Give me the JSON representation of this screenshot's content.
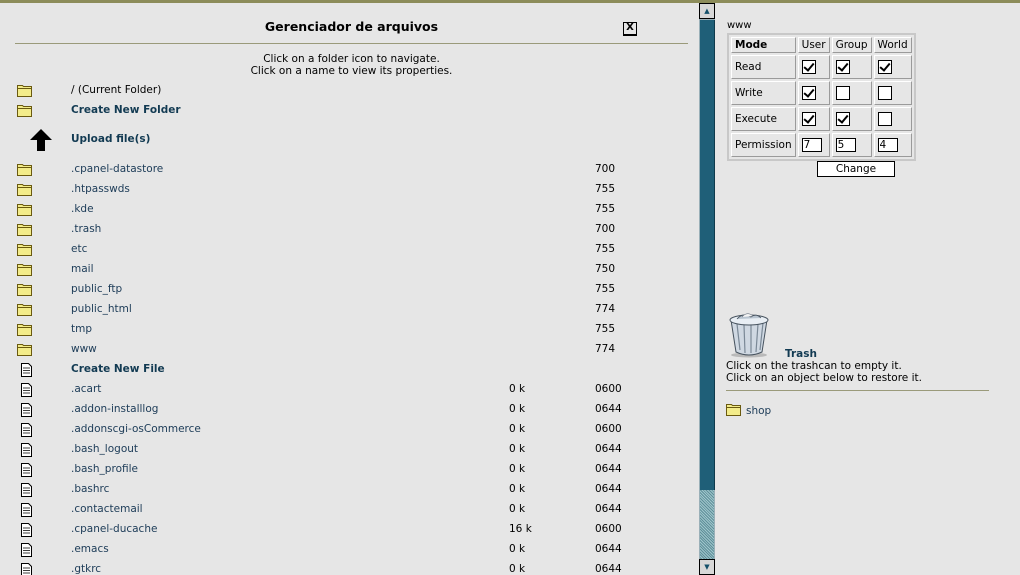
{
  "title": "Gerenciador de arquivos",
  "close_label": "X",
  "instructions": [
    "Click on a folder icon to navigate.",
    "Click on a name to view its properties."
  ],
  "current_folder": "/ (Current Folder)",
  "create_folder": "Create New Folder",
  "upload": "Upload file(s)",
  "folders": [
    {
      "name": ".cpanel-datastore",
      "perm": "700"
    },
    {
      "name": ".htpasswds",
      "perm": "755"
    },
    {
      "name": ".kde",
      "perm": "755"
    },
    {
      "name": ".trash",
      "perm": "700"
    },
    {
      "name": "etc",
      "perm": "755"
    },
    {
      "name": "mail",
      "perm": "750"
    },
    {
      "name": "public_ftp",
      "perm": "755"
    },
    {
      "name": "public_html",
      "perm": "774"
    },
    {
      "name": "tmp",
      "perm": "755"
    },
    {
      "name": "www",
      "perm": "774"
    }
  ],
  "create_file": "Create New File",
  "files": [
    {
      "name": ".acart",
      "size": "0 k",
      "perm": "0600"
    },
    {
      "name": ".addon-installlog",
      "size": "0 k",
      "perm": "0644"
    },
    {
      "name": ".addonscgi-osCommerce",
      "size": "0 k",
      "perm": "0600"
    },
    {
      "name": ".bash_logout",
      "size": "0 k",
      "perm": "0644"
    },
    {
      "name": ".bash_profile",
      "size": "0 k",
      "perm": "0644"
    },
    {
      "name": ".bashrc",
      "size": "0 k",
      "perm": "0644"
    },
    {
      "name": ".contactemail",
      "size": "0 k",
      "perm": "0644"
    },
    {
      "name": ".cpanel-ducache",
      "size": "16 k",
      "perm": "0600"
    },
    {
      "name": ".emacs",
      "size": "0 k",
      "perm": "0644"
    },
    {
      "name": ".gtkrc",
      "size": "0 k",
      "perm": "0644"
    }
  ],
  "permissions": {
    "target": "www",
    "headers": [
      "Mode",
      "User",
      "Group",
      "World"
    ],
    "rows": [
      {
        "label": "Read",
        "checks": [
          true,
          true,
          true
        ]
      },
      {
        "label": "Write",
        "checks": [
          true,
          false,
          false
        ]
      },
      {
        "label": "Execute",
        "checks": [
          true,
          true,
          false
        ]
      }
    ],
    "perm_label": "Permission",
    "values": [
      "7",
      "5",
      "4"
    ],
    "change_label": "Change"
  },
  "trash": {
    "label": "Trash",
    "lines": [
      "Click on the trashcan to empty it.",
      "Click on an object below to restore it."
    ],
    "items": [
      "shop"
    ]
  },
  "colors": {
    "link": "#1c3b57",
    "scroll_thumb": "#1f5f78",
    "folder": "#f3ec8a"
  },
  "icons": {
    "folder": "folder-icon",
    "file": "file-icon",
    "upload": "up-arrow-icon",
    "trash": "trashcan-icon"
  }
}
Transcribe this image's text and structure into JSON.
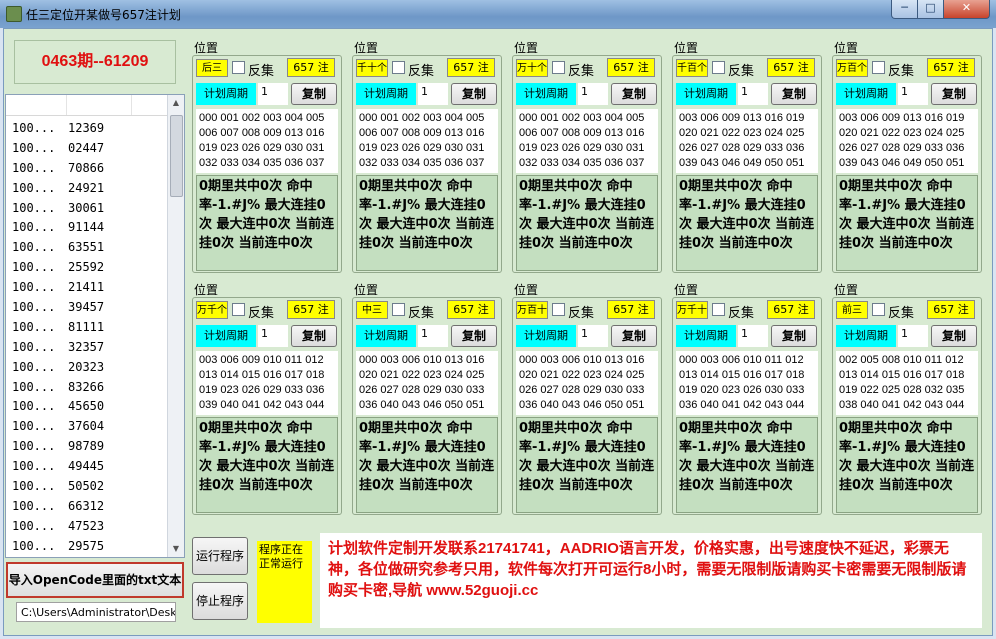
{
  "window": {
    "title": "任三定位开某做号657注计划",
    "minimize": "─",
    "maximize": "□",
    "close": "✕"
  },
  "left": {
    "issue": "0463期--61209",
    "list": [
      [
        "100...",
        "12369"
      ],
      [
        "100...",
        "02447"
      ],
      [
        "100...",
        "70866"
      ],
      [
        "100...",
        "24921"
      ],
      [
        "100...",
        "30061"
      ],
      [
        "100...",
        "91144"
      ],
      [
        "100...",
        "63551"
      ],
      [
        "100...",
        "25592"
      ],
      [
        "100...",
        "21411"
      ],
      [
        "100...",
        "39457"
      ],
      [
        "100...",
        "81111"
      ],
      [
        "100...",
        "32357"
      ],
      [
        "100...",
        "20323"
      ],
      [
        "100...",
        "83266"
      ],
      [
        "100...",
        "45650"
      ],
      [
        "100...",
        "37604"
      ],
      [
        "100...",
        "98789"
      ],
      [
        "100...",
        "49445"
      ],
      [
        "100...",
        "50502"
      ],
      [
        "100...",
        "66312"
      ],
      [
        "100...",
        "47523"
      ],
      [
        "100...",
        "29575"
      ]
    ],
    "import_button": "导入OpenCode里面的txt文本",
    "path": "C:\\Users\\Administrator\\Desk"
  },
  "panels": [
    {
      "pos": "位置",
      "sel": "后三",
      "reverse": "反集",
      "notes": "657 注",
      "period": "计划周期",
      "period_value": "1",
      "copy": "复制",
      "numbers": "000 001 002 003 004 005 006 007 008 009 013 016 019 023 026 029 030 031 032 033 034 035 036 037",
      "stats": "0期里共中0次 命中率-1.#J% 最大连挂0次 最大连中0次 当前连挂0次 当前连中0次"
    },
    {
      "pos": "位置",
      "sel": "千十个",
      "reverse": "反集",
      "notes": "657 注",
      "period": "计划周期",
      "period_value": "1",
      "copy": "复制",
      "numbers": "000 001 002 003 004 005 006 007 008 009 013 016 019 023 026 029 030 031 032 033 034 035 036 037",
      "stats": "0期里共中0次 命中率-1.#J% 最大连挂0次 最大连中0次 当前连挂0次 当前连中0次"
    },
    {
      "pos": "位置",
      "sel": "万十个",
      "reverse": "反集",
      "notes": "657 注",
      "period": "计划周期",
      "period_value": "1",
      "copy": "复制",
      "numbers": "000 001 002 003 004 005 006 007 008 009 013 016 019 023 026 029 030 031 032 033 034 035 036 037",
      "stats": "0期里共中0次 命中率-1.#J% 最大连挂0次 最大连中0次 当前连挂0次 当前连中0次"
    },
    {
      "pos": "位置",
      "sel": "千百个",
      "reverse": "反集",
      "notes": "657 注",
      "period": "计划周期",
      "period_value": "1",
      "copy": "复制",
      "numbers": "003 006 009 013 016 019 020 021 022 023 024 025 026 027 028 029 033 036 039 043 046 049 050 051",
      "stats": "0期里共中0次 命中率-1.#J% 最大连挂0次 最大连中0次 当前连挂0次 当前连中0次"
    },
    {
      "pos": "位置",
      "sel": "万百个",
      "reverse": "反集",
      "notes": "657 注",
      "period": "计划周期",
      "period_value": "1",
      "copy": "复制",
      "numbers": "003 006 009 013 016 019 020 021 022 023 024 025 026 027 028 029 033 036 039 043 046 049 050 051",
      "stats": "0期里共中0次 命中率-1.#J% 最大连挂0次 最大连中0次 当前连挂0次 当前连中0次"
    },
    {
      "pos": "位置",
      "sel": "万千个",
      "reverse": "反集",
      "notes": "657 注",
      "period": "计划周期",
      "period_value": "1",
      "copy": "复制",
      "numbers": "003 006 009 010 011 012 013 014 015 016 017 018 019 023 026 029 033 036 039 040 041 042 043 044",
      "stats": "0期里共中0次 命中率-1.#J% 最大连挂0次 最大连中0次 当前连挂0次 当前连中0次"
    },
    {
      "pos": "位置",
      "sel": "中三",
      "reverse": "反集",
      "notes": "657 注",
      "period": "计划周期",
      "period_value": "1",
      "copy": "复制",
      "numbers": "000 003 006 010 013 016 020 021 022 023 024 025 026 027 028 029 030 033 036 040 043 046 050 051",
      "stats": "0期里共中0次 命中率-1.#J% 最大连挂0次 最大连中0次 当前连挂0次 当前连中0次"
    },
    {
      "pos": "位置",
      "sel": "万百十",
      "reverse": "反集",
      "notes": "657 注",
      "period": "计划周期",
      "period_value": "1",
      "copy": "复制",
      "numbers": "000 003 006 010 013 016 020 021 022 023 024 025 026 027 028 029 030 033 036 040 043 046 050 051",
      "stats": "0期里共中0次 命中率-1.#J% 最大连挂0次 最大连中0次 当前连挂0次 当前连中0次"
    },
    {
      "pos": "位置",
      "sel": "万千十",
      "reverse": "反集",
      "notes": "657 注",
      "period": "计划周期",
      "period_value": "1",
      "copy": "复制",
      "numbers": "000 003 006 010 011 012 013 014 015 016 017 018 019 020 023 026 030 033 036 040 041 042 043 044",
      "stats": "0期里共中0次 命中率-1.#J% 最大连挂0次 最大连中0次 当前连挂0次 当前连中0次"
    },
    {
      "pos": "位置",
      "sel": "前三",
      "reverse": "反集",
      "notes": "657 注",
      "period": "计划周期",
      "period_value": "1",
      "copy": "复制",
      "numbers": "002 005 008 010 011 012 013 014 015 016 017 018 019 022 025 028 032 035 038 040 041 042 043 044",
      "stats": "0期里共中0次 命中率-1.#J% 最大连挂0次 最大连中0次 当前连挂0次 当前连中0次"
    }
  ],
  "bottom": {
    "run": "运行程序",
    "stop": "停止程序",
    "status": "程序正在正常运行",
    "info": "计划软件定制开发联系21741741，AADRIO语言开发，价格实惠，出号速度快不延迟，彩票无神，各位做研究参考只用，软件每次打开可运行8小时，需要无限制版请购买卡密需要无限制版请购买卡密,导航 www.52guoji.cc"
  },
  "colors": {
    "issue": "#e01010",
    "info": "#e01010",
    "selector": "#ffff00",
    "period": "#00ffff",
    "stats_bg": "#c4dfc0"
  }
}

* * *

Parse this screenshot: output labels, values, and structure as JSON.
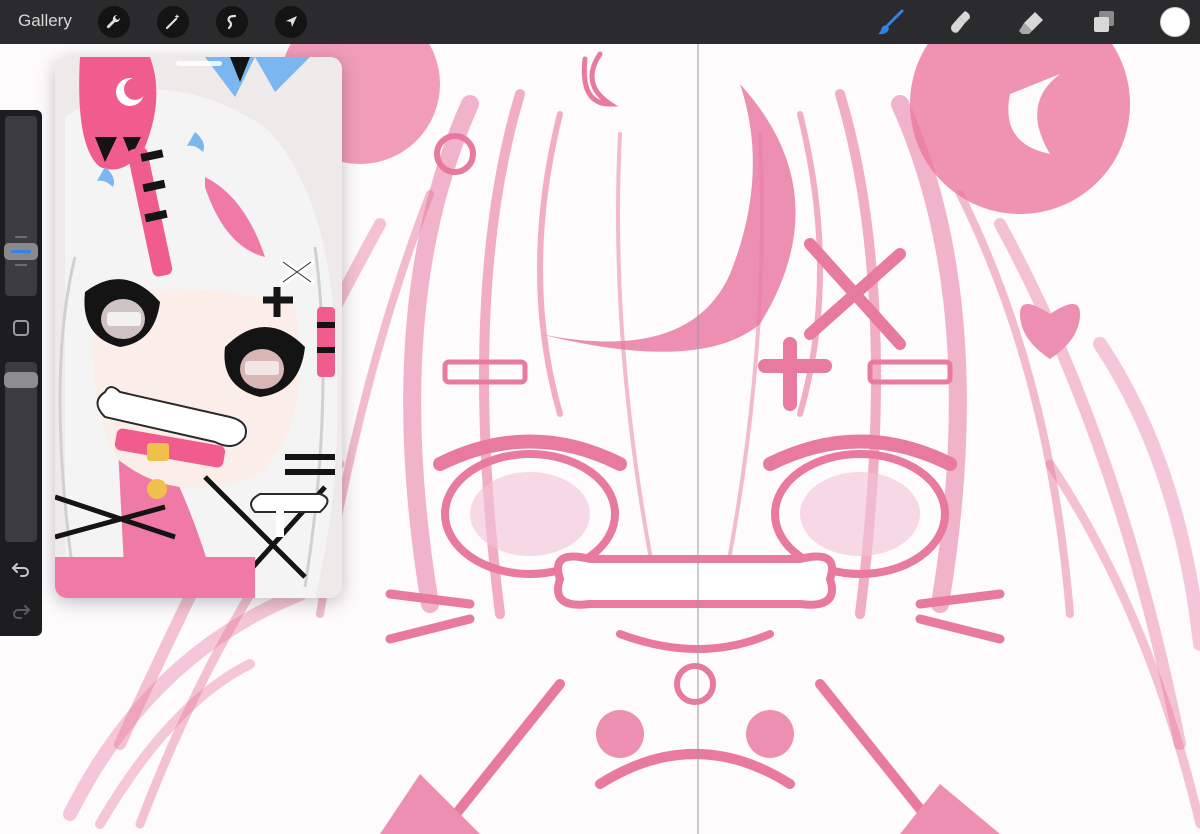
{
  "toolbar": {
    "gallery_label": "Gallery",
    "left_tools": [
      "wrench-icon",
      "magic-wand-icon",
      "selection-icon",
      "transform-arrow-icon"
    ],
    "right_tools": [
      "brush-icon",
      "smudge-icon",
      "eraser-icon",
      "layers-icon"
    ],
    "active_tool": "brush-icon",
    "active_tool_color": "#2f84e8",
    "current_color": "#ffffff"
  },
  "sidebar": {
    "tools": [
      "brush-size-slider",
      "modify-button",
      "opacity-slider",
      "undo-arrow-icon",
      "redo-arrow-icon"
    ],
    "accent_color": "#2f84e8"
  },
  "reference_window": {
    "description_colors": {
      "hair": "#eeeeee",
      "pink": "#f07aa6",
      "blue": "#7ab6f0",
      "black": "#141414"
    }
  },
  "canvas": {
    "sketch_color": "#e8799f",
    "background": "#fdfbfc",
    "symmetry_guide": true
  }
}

> Objective:
Tally the lines of the material above that contain the word "this" and report the total alone.

> Reply:
3